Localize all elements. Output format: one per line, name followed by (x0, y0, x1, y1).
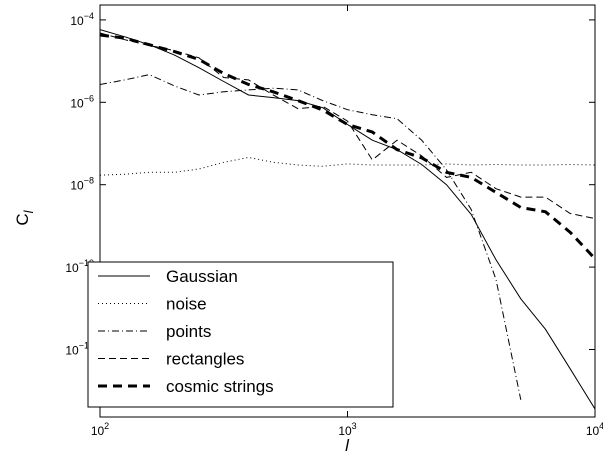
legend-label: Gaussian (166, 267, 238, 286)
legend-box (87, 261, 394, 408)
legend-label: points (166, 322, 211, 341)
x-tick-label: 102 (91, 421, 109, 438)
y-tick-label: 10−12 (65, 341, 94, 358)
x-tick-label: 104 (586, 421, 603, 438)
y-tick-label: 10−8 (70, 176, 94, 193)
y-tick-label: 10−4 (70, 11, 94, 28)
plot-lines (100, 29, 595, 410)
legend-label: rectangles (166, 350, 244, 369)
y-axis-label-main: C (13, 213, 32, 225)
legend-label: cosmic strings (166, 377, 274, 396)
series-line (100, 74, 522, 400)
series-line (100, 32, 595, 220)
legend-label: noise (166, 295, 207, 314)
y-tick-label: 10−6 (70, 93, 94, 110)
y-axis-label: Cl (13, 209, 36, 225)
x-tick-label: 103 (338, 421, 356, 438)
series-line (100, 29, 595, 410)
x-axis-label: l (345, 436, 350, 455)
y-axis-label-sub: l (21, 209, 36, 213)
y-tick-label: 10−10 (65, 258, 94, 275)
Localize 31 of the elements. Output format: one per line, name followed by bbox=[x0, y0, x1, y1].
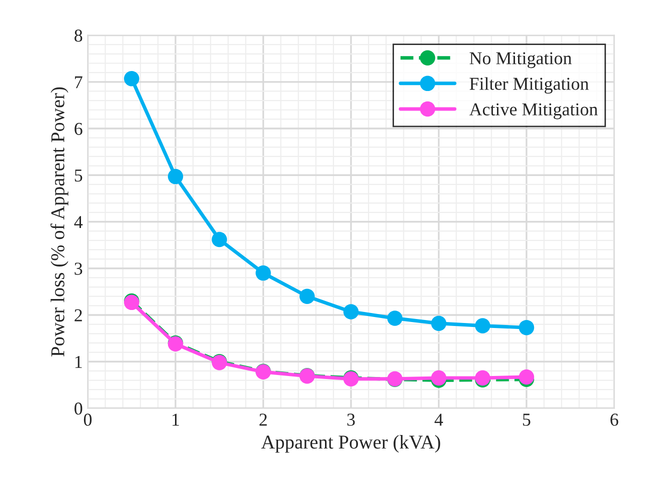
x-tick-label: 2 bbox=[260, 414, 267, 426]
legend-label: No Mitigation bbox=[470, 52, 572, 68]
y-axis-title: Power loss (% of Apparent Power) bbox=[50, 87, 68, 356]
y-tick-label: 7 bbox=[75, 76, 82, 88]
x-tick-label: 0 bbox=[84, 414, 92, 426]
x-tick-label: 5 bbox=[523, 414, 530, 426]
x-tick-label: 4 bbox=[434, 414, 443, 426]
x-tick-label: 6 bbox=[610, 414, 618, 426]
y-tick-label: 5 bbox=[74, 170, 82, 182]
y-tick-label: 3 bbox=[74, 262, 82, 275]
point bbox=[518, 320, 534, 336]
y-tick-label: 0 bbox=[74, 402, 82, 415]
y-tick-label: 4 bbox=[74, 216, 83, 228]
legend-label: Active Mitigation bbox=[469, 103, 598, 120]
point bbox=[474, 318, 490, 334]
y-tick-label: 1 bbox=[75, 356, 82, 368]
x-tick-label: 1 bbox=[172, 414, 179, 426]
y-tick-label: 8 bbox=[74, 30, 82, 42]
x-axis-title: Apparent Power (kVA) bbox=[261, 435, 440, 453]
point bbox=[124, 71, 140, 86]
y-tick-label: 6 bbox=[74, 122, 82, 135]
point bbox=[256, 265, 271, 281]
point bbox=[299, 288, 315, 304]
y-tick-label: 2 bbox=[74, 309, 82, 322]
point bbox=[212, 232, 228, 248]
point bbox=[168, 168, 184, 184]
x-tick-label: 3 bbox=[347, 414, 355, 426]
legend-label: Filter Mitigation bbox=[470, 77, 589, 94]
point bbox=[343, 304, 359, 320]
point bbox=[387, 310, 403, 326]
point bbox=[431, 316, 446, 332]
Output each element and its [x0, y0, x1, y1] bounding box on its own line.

+++++

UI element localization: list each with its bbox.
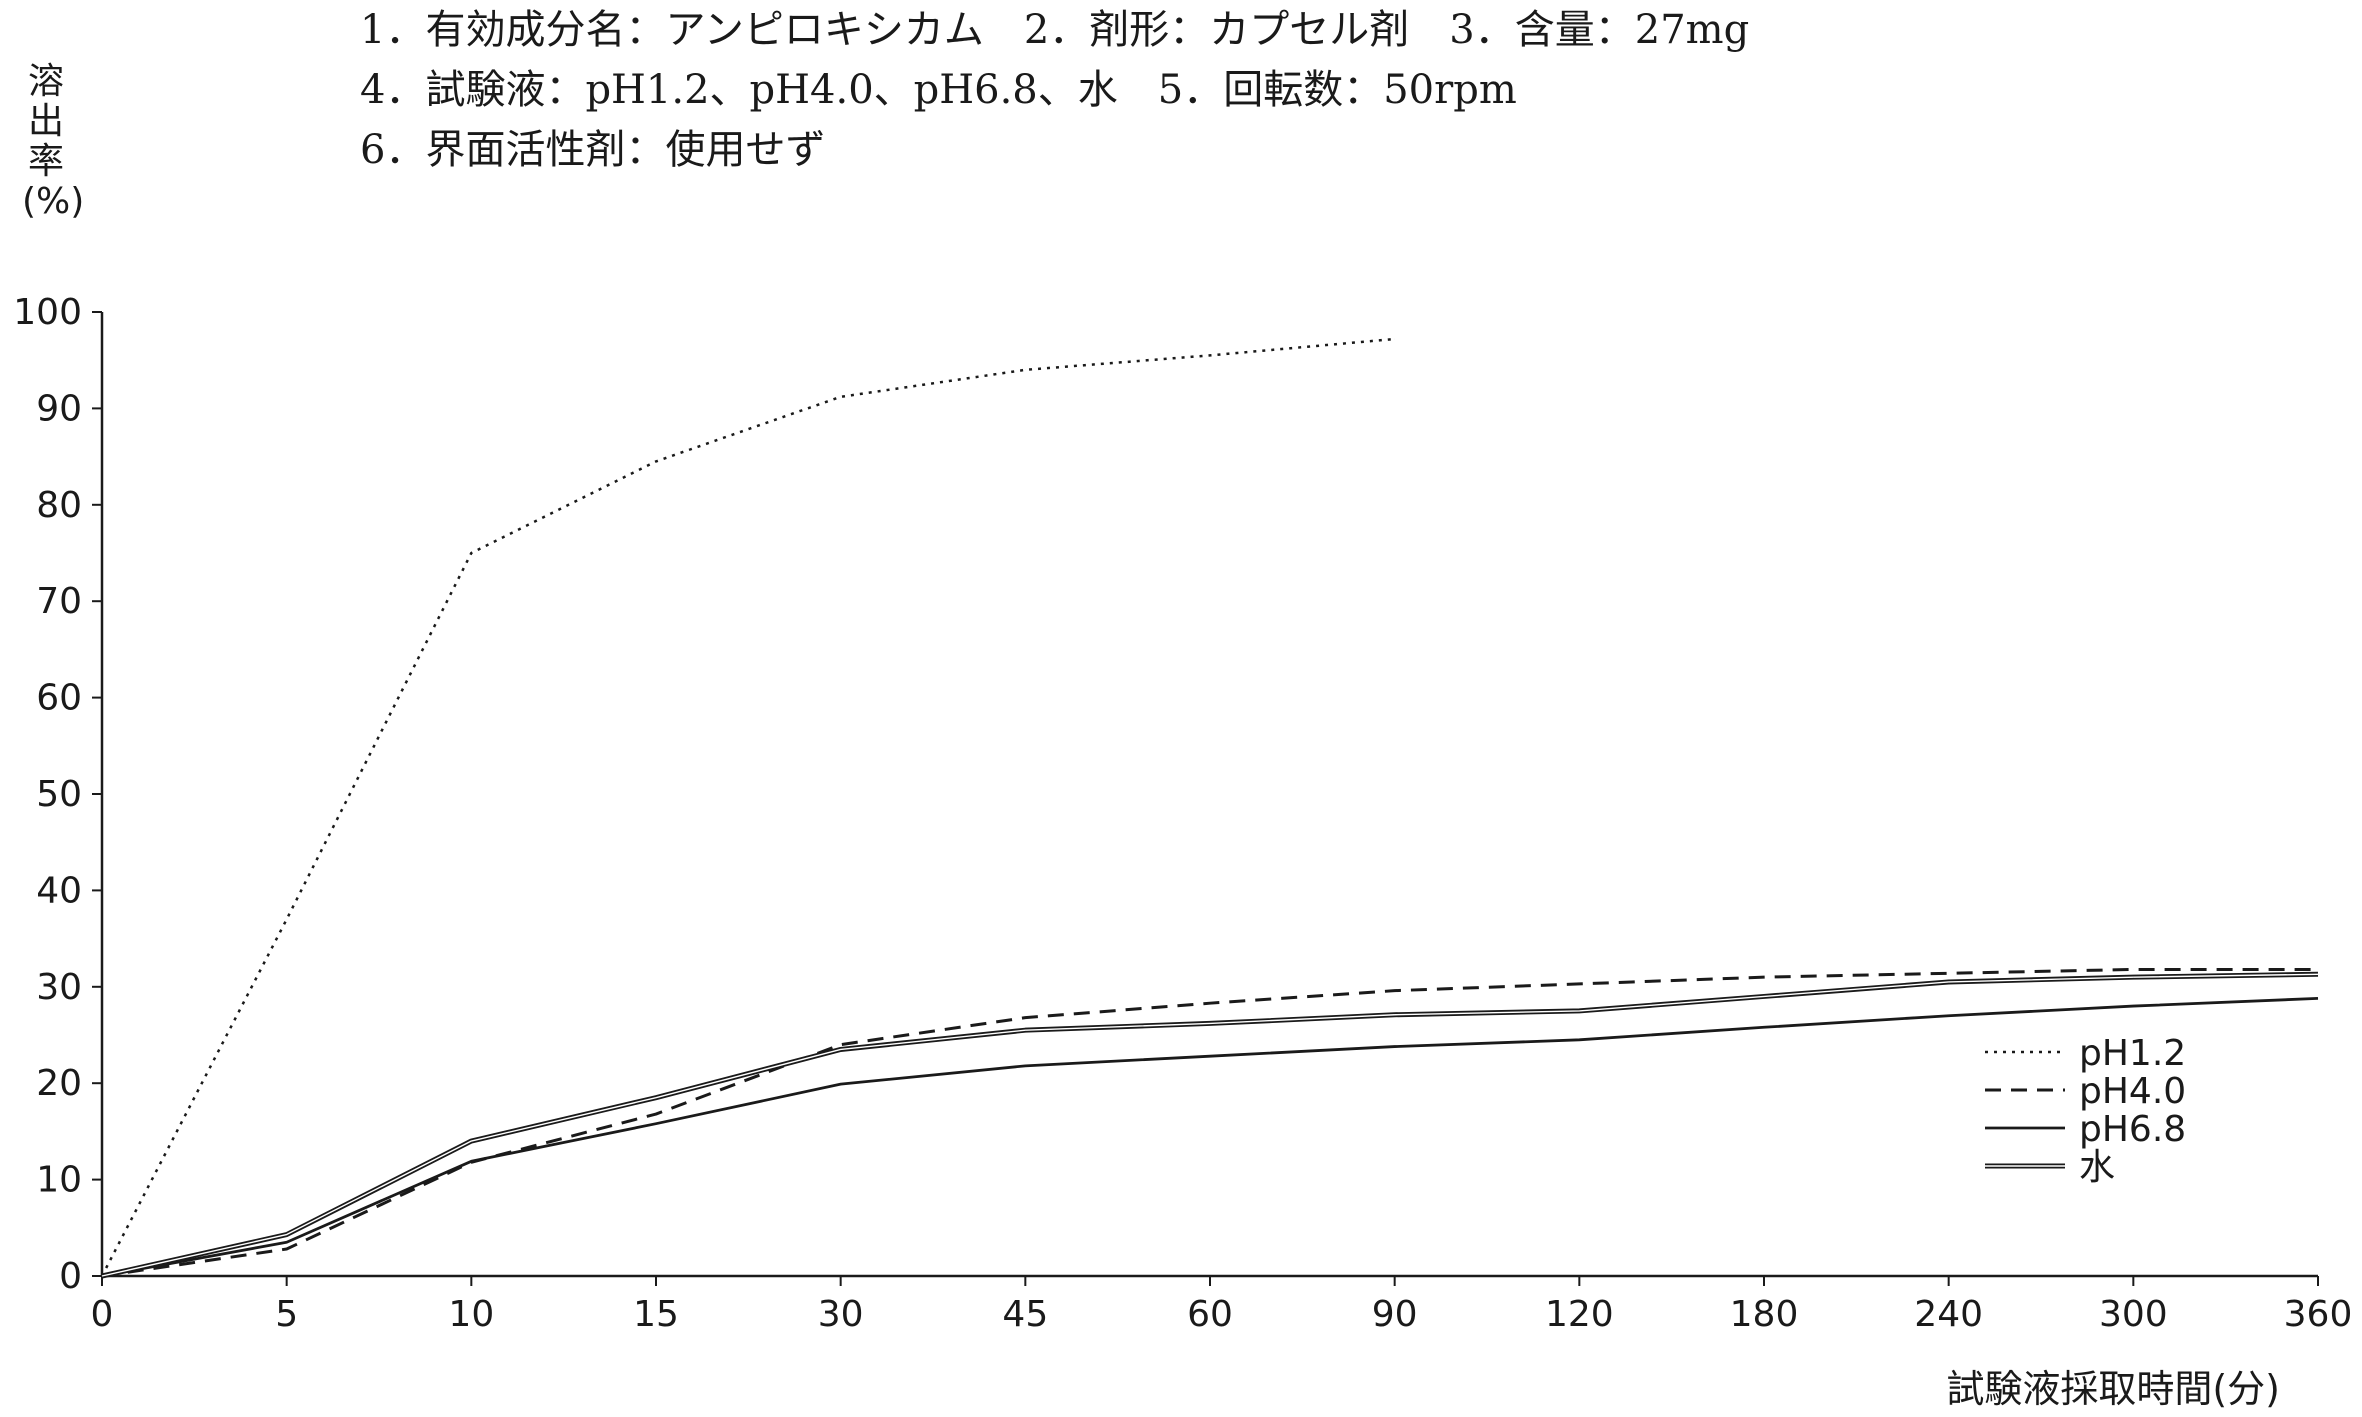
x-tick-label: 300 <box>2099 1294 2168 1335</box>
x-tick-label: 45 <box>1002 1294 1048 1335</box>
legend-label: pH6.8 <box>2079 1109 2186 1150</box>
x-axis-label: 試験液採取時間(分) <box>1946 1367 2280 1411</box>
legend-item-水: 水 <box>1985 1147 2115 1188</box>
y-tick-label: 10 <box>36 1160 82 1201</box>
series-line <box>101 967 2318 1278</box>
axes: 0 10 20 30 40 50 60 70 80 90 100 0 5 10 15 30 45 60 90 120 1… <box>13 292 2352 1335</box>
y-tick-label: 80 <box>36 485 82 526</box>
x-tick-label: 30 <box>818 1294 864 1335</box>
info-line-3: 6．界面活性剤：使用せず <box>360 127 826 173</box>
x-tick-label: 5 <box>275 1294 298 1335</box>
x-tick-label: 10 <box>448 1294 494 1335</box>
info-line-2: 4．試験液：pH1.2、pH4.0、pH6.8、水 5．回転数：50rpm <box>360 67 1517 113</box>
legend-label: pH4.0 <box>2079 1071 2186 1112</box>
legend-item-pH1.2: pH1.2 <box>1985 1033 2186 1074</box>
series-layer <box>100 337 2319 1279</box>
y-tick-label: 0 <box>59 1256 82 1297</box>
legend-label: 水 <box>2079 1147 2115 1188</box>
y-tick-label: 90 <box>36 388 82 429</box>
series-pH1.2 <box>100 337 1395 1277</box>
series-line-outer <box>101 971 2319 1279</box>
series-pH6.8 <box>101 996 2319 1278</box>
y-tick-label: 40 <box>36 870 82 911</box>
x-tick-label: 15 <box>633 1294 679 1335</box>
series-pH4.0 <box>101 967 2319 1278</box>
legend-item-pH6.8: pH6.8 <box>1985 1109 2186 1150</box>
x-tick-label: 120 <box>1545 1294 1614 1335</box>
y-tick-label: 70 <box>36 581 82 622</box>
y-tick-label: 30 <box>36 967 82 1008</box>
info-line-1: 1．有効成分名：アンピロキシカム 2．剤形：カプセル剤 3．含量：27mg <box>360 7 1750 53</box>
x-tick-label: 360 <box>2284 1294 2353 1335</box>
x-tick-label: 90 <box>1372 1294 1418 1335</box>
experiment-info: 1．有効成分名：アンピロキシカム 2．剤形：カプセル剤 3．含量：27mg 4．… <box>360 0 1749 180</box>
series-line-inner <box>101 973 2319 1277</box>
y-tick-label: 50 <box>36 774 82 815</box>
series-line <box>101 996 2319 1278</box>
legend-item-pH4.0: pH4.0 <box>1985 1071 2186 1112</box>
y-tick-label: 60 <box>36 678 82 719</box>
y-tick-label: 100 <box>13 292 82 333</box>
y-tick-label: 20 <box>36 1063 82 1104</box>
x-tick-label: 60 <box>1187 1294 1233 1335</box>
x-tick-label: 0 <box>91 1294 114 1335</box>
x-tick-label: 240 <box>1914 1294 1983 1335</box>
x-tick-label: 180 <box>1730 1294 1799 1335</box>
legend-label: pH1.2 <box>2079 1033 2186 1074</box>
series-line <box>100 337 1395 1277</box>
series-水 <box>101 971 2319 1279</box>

+++++

Please copy out the rows above, from the line containing "x-tick-label: 2 bbox=[260, 414, 267, 426]" through the line containing "y-tick-label: 0 bbox=[74, 402, 82, 415]", with both of those lines included.

* Exercise answer *
x-tick-label: 2 bbox=[260, 414, 267, 426]
legend-label: No Mitigation bbox=[470, 52, 572, 68]
y-axis-title: Power loss (% of Apparent Power) bbox=[50, 87, 68, 356]
y-tick-label: 7 bbox=[75, 76, 82, 88]
x-tick-label: 0 bbox=[84, 414, 92, 426]
x-tick-label: 5 bbox=[523, 414, 530, 426]
x-tick-label: 4 bbox=[434, 414, 443, 426]
x-tick-label: 6 bbox=[610, 414, 618, 426]
y-tick-label: 5 bbox=[74, 170, 82, 182]
y-tick-label: 3 bbox=[74, 262, 82, 275]
point bbox=[518, 320, 534, 336]
y-tick-label: 0 bbox=[74, 402, 82, 415]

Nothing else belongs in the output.